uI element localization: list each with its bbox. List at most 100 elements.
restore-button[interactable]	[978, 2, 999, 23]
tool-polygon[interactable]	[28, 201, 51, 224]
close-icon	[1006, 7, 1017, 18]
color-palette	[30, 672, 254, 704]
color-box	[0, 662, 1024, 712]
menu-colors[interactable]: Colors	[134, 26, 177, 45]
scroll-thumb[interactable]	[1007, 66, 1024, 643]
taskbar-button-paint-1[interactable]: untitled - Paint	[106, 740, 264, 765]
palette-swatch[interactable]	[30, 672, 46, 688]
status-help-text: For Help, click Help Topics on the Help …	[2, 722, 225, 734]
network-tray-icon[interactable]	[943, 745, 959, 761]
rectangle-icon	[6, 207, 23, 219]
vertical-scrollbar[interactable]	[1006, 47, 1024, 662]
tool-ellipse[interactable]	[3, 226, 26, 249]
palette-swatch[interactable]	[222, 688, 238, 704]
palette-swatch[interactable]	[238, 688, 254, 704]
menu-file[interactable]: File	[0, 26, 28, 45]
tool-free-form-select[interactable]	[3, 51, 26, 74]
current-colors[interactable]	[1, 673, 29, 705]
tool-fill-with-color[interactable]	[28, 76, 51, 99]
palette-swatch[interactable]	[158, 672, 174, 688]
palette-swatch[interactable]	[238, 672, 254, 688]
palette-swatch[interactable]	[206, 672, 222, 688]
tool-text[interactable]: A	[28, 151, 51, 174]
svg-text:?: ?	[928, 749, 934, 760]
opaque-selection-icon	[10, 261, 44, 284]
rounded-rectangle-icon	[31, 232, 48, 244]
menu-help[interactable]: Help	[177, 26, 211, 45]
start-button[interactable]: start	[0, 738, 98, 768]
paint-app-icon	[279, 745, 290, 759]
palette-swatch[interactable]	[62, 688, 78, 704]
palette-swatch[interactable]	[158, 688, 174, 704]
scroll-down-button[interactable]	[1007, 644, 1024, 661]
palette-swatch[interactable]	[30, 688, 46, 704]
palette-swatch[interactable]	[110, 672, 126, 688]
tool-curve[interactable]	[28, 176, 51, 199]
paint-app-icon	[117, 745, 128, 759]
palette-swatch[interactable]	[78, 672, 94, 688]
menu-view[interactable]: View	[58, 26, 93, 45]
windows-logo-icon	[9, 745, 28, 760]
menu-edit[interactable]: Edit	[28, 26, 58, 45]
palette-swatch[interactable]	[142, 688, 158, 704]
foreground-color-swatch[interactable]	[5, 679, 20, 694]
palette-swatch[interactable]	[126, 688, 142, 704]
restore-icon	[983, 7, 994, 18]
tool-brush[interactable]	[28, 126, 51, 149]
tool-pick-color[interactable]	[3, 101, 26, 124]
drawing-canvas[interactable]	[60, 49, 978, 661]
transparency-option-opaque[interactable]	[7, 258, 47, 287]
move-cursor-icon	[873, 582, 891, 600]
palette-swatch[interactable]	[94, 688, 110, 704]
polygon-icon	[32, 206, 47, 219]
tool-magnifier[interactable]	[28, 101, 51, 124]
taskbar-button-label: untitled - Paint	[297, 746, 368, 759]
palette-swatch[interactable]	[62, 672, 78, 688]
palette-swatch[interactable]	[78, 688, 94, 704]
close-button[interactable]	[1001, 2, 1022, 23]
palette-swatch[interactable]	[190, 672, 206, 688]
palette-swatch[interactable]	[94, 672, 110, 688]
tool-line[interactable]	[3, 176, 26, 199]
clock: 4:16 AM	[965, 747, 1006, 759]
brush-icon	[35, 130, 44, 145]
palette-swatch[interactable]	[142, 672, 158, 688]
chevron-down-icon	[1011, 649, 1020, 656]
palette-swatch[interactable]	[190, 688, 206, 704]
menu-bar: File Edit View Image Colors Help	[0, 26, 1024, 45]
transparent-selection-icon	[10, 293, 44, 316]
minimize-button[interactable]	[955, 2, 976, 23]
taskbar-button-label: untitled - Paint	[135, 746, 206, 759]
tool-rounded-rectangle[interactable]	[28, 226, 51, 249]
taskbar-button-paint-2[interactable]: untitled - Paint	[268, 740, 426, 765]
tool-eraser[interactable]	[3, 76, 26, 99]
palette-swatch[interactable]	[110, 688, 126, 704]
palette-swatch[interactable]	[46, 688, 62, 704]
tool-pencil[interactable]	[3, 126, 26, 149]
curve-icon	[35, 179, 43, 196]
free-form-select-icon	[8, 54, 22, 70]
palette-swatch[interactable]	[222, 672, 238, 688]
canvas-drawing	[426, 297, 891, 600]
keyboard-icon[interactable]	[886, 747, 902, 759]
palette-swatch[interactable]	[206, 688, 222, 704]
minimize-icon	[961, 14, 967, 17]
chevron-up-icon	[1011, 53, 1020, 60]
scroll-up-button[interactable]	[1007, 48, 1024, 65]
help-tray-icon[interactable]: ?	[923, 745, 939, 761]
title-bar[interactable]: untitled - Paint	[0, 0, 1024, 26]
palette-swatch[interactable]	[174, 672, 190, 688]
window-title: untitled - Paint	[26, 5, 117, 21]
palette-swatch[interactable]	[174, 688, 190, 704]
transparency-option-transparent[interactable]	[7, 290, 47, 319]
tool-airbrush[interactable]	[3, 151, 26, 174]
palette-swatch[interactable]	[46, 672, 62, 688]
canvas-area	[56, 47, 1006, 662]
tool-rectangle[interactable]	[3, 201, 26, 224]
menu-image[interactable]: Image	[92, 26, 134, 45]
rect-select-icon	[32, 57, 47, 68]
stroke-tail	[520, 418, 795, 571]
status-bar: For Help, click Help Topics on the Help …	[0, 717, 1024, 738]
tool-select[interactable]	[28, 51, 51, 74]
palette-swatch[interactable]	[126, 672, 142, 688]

⁂

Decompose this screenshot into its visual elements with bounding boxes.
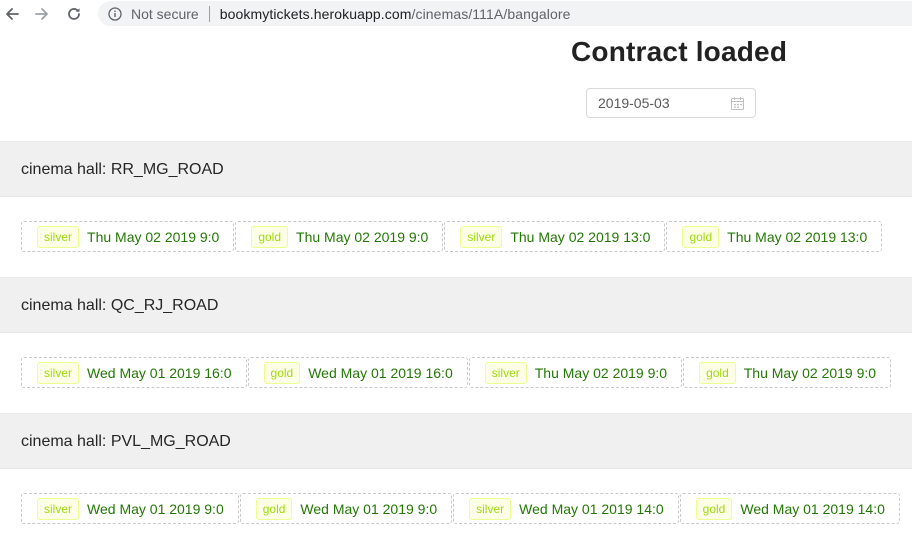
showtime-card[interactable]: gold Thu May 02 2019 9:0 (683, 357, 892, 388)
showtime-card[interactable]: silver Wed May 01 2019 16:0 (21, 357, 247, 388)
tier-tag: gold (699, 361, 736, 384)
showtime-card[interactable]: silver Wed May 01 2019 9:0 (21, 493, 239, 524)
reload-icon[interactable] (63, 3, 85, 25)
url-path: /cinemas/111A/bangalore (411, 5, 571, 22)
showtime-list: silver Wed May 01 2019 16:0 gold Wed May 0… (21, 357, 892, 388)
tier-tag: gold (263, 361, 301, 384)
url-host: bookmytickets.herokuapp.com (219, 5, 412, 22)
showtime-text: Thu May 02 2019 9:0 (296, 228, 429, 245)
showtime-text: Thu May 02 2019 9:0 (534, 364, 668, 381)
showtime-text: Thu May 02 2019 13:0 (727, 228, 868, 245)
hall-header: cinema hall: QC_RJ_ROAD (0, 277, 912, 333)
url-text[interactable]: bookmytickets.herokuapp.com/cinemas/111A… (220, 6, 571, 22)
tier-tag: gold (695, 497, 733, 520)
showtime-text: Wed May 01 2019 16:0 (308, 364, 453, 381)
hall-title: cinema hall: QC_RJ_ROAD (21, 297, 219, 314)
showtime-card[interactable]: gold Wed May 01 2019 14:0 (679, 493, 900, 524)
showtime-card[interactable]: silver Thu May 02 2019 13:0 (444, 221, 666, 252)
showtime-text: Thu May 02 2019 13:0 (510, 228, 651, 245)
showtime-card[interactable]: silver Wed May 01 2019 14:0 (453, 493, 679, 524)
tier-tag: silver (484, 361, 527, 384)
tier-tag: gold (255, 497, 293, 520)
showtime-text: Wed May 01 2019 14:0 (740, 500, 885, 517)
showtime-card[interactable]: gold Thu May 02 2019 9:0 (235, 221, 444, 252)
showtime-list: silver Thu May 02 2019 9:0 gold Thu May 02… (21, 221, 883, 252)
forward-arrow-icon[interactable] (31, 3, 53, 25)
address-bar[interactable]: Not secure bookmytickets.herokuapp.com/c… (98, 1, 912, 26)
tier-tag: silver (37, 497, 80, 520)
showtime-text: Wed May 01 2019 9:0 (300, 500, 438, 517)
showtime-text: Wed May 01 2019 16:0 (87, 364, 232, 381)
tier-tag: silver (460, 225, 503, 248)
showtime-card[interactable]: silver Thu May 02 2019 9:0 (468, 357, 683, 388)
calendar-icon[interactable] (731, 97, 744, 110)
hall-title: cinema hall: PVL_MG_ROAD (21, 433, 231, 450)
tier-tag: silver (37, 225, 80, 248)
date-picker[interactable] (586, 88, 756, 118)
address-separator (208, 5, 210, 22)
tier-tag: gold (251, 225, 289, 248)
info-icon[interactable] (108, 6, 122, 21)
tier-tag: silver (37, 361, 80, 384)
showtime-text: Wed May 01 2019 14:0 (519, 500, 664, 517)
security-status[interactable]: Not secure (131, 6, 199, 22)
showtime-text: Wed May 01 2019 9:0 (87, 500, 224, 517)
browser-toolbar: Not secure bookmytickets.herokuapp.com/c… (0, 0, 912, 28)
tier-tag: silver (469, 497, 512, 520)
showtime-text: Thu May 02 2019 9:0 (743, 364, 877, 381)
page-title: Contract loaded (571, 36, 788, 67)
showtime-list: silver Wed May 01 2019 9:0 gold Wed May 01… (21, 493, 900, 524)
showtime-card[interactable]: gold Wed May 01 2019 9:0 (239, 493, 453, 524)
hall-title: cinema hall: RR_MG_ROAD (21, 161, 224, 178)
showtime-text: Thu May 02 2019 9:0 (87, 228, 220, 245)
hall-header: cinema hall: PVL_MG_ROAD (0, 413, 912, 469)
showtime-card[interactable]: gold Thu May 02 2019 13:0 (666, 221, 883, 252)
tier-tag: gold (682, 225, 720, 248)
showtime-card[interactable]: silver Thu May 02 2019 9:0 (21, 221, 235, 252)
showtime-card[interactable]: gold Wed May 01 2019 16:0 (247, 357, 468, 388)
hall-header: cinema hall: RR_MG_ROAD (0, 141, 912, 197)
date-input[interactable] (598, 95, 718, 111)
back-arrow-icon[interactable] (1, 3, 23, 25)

⁂

What you have to do
Please show every line of the data above that contains the string "taskbar", treating uppercase and lowercase as different.

Problem solution
taskbar-button-paint-1[interactable]: untitled - Paint	[106, 740, 264, 765]
taskbar-button-label: untitled - Paint	[297, 746, 368, 759]
taskbar-button-label: untitled - Paint	[135, 746, 206, 759]
taskbar-button-paint-2[interactable]: untitled - Paint	[268, 740, 426, 765]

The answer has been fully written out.